• INPUT:
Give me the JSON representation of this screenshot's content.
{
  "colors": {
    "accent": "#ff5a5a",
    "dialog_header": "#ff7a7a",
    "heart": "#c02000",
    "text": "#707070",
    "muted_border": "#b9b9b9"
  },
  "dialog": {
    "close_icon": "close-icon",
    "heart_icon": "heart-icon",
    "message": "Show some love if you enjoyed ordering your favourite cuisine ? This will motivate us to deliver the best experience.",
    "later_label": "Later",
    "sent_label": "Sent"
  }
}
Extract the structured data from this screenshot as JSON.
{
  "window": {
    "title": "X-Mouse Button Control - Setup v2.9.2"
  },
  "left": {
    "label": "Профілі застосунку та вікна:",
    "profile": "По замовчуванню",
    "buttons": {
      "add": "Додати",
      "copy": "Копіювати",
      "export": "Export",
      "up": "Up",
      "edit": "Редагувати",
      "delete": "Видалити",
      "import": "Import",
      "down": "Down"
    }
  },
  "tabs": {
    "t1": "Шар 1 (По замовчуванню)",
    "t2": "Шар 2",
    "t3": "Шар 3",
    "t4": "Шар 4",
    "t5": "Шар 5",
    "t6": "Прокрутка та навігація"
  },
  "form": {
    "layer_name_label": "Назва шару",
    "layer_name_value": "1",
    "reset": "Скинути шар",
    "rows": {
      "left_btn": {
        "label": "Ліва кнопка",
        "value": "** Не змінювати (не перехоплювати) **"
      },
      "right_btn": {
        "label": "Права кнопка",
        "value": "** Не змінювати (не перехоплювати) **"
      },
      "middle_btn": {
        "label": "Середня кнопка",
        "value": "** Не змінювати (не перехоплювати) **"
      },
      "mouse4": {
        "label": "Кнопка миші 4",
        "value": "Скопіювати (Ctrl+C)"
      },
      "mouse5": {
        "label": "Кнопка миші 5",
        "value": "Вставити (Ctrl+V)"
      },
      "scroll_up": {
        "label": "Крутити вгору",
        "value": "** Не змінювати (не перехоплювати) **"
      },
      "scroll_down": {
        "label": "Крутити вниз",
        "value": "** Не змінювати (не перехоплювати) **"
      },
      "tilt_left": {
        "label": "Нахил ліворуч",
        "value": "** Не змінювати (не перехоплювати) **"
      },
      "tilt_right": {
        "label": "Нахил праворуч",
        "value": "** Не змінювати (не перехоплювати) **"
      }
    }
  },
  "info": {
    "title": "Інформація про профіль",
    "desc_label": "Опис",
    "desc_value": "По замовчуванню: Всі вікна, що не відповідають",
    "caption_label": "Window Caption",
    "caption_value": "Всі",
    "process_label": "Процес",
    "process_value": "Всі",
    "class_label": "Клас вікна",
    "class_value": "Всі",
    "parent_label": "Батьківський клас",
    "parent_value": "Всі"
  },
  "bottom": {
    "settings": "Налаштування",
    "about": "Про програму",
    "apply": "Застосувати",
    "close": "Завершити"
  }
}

• WHAT YOU HAVE TO DO: Please output the complete data exactly.

• OUTPUT:
Give me the JSON representation of this screenshot's content.
{
  "colors": {
    "accent": "#ff5a5a",
    "dialog_header": "#ff7a7a",
    "heart": "#c02000",
    "text": "#707070",
    "muted_border": "#b9b9b9"
  },
  "dialog": {
    "close_icon": "close-icon",
    "heart_icon": "heart-icon",
    "message": "Show some love if you enjoyed ordering your favourite cuisine ? This will motivate us to deliver the best experience.",
    "later_label": "Later",
    "sent_label": "Sent"
  }
}
Extract the structured data from this screenshot as JSON.
{
  "window": {
    "title": "X-Mouse Button Control - Setup v2.9.2"
  },
  "left": {
    "label": "Профілі застосунку та вікна:",
    "profile": "По замовчуванню",
    "buttons": {
      "add": "Додати",
      "copy": "Копіювати",
      "export": "Export",
      "up": "Up",
      "edit": "Редагувати",
      "delete": "Видалити",
      "import": "Import",
      "down": "Down"
    }
  },
  "tabs": {
    "t1": "Шар 1 (По замовчуванню)",
    "t2": "Шар 2",
    "t3": "Шар 3",
    "t4": "Шар 4",
    "t5": "Шар 5",
    "t6": "Прокрутка та навігація"
  },
  "form": {
    "layer_name_label": "Назва шару",
    "layer_name_value": "1",
    "reset": "Скинути шар",
    "rows": {
      "left_btn": {
        "label": "Ліва кнопка",
        "value": "** Не змінювати (не перехоплювати) **"
      },
      "right_btn": {
        "label": "Права кнопка",
        "value": "** Не змінювати (не перехоплювати) **"
      },
      "middle_btn": {
        "label": "Середня кнопка",
        "value": "** Не змінювати (не перехоплювати) **"
      },
      "mouse4": {
        "label": "Кнопка миші 4",
        "value": "Скопіювати (Ctrl+C)"
      },
      "mouse5": {
        "label": "Кнопка миші 5",
        "value": "Вставити (Ctrl+V)"
      },
      "scroll_up": {
        "label": "Крутити вгору",
        "value": "** Не змінювати (не перехоплювати) **"
      },
      "scroll_down": {
        "label": "Крутити вниз",
        "value": "** Не змінювати (не перехоплювати) **"
      },
      "tilt_left": {
        "label": "Нахил ліворуч",
        "value": "** Не змінювати (не перехоплювати) **"
      },
      "tilt_right": {
        "label": "Нахил праворуч",
        "value": "** Не змінювати (не перехоплювати) **"
      }
    }
  },
  "info": {
    "title": "Інформація про профіль",
    "desc_label": "Опис",
    "desc_value": "По замовчуванню: Всі вікна, що не відповідають",
    "caption_label": "Window Caption",
    "caption_value": "Всі",
    "process_label": "Процес",
    "process_value": "Всі",
    "class_label": "Клас вікна",
    "class_value": "Всі",
    "parent_label": "Батьківський клас",
    "parent_value": "Всі"
  },
  "bottom": {
    "settings": "Налаштування",
    "about": "Про програму",
    "apply": "Застосувати",
    "close": "Завершити"
  }
}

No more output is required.